What to do :: Pull every line containing "this" out of the material below.

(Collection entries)
-*-

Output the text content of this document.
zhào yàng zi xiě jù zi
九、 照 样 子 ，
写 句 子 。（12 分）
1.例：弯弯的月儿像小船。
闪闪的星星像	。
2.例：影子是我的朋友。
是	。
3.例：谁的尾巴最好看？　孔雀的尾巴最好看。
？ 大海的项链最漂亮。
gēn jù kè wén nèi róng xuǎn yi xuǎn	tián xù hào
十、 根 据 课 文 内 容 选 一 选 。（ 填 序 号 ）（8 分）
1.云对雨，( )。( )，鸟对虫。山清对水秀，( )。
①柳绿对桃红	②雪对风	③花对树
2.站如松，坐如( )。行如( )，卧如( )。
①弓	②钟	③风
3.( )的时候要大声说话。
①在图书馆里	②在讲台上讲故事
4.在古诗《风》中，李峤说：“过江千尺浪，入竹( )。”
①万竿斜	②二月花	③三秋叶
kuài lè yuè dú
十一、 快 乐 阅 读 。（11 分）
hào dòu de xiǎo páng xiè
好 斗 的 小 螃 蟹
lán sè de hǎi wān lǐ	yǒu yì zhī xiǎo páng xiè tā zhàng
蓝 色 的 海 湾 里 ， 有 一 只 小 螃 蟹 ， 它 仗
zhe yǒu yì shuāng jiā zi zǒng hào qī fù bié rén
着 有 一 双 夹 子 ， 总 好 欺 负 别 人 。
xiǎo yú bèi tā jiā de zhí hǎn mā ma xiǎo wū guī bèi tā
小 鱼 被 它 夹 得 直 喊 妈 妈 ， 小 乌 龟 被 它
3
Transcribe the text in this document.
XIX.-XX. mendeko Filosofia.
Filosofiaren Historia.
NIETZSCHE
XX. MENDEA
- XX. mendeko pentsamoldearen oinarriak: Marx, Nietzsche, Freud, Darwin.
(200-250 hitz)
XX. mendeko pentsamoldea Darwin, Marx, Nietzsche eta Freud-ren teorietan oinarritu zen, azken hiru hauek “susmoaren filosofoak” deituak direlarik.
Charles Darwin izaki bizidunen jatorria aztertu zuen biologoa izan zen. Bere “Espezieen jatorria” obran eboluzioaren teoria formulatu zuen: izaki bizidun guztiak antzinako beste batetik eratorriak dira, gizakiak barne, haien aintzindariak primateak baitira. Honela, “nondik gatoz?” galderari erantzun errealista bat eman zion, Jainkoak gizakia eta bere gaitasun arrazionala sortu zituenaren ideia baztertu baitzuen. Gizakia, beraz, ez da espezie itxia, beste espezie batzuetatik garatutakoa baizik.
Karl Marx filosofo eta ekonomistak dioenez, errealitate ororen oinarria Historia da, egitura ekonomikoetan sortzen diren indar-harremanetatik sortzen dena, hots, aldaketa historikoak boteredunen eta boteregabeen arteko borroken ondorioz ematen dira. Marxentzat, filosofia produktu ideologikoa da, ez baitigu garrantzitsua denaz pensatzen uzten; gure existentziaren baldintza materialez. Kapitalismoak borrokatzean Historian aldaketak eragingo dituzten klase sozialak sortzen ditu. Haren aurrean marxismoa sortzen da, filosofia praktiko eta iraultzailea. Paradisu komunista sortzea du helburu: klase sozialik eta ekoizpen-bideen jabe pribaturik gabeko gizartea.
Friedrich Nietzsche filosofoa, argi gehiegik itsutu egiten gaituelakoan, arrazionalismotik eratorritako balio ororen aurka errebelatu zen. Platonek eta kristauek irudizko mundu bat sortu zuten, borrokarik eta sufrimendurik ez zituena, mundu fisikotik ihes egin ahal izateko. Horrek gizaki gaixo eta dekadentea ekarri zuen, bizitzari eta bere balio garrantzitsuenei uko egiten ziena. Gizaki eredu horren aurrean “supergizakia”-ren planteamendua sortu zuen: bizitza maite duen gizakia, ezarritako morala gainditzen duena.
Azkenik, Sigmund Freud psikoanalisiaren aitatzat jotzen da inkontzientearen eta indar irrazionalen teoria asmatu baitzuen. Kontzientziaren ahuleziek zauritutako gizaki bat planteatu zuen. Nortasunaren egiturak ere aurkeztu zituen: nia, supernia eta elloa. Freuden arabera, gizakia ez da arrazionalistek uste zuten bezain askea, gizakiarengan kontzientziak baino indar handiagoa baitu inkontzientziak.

-*-

Solution ::
Output the text content of this document.
Transcribe the text in this document.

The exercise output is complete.